**Stated goal:**
Using the records below, locate all lines containing "следующей" and return them.

Data excerpts:
"""

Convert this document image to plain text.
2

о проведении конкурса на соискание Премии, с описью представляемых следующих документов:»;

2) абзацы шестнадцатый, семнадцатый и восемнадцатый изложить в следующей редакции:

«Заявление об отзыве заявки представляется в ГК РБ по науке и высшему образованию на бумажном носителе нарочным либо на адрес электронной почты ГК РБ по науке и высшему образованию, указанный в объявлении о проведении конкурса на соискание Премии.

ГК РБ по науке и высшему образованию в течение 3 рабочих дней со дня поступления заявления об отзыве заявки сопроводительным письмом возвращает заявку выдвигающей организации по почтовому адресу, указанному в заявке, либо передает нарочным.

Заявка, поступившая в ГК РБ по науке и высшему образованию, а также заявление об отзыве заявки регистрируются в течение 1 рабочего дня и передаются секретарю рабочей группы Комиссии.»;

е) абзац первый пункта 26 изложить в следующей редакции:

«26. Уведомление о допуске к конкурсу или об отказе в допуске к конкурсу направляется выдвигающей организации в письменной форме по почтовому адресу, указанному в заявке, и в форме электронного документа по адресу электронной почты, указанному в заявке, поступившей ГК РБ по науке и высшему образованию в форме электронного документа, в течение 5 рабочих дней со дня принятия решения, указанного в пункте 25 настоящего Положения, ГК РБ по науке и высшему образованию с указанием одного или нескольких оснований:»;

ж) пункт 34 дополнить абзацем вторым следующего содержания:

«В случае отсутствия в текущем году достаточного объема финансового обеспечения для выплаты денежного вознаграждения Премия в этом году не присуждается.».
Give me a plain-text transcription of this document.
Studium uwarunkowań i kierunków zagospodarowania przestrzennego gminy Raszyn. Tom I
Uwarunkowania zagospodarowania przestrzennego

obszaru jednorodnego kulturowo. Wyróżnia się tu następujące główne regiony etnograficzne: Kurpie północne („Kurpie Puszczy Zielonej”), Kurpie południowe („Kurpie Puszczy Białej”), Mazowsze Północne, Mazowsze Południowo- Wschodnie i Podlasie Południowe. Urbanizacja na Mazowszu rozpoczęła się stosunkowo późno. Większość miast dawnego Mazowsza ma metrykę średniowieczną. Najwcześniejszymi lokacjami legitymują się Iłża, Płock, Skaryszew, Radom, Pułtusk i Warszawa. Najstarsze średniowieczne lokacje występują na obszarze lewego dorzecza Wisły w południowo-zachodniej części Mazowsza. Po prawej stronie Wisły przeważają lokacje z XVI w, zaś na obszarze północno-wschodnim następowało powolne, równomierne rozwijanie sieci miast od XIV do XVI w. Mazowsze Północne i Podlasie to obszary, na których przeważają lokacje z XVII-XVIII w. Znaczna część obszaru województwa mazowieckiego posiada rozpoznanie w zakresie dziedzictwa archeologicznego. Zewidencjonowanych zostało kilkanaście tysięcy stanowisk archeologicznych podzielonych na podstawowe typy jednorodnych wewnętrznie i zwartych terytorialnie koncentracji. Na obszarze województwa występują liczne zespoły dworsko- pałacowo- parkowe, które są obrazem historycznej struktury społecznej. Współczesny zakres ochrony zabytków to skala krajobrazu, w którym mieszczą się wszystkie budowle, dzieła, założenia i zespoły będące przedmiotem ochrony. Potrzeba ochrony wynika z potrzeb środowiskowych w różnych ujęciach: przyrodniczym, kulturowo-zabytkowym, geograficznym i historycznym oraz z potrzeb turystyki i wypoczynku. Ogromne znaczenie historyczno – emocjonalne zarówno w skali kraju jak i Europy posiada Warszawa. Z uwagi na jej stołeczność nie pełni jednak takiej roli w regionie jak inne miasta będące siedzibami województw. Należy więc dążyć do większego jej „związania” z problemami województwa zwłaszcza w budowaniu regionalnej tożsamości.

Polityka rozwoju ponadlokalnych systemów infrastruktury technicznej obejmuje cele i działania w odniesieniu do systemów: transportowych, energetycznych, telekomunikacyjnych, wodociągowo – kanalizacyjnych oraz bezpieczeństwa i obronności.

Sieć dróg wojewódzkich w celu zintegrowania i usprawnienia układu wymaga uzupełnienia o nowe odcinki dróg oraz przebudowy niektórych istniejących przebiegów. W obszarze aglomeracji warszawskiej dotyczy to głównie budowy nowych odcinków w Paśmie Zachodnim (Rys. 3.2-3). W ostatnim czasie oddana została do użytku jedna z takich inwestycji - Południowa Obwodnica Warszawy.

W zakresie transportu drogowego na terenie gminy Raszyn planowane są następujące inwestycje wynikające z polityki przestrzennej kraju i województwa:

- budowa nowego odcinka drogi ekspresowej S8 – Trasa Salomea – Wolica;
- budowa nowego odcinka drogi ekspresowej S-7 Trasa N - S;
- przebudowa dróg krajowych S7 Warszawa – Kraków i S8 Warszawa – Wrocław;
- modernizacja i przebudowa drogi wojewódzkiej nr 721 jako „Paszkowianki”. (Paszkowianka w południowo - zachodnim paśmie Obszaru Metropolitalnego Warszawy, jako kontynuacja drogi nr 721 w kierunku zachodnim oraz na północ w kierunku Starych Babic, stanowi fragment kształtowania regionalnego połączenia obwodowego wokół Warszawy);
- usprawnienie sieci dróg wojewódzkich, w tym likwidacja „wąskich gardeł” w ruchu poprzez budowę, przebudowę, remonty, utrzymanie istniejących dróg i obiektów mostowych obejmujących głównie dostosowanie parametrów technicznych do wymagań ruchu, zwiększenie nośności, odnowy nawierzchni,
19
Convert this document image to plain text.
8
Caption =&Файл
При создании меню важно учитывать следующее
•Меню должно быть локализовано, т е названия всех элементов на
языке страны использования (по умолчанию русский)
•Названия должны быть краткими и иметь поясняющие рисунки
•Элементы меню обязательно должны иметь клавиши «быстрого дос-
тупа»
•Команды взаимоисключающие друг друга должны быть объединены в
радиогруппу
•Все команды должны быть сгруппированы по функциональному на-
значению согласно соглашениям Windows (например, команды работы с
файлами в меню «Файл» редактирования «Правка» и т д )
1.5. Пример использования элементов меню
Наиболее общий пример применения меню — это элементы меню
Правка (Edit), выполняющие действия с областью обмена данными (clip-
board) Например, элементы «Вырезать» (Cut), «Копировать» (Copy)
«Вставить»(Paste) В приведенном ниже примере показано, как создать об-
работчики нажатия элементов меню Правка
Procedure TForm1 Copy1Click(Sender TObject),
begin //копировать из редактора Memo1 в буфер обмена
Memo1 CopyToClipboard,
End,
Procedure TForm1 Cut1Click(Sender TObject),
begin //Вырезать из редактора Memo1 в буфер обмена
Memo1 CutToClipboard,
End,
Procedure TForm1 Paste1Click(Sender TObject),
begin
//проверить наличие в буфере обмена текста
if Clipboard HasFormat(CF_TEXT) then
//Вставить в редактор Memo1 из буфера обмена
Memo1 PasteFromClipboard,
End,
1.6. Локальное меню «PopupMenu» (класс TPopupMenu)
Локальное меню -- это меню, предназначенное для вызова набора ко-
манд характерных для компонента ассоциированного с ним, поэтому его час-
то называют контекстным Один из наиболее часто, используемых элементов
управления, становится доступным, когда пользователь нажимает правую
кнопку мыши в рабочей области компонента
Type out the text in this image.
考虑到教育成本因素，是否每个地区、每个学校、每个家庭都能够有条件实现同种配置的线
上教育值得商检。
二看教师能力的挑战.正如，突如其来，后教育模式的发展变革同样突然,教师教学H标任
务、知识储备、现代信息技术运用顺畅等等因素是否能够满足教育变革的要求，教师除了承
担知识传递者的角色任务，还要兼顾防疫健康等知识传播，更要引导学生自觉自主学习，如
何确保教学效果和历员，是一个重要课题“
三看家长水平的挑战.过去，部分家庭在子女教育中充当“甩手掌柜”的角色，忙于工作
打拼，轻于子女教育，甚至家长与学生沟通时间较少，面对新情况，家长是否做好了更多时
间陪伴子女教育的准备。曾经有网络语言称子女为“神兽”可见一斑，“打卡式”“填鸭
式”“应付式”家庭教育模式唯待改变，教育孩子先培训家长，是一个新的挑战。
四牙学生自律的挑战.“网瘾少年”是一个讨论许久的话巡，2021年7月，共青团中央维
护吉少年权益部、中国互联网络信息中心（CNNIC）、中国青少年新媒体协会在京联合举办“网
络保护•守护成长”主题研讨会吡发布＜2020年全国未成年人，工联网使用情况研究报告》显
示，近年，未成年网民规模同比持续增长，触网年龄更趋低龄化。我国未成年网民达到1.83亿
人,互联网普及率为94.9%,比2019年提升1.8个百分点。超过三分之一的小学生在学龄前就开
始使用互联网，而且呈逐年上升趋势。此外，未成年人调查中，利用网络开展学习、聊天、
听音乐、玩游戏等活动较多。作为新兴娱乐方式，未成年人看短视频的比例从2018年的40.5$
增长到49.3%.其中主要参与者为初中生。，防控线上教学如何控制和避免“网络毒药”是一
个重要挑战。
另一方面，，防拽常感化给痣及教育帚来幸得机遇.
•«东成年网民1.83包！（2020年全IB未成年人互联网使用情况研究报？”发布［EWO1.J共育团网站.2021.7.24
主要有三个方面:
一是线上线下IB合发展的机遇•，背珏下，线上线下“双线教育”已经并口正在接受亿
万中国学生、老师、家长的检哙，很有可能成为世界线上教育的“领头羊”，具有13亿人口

"""

**The completed task:**
2) абзацы шестнадцатый, семнадцатый и восемнадцатый изложить в следующей редакции:
е) абзац первый пункта 26 изложить в следующей редакции:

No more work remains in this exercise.